§ WHAT TO PRODUCE
Output all lines exactly.

Records

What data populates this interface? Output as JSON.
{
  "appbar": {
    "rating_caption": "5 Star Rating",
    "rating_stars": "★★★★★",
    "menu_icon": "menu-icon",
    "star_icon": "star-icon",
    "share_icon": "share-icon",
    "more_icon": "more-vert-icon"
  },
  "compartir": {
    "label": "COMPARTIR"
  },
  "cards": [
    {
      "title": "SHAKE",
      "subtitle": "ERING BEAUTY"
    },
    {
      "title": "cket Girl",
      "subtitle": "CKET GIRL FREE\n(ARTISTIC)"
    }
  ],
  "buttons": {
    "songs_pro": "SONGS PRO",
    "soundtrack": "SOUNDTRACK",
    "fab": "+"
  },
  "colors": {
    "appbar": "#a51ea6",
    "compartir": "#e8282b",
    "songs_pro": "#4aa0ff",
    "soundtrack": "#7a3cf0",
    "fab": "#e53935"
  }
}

§ RESULT FOR THIS TASK
What data populates this interface? Output as JSON.
{
  "appbar": {
    "rating_caption": "5 Star Rating",
    "rating_stars": "★★★★★",
    "menu_icon": "menu-icon",
    "star_icon": "star-icon",
    "share_icon": "share-icon",
    "more_icon": "more-vert-icon"
  },
  "compartir": {
    "label": "COMPARTIR"
  },
  "cards": [
    {
      "title": "SHAKE",
      "subtitle": "ERING BEAUTY"
    },
    {
      "title": "cket Girl",
      "subtitle": "CKET GIRL FREE\n(ARTISTIC)"
    }
  ],
  "buttons": {
    "songs_pro": "SONGS PRO",
    "soundtrack": "SOUNDTRACK",
    "fab": "+"
  },
  "colors": {
    "appbar": "#a51ea6",
    "compartir": "#e8282b",
    "songs_pro": "#4aa0ff",
    "soundtrack": "#7a3cf0",
    "fab": "#e53935"
  }
}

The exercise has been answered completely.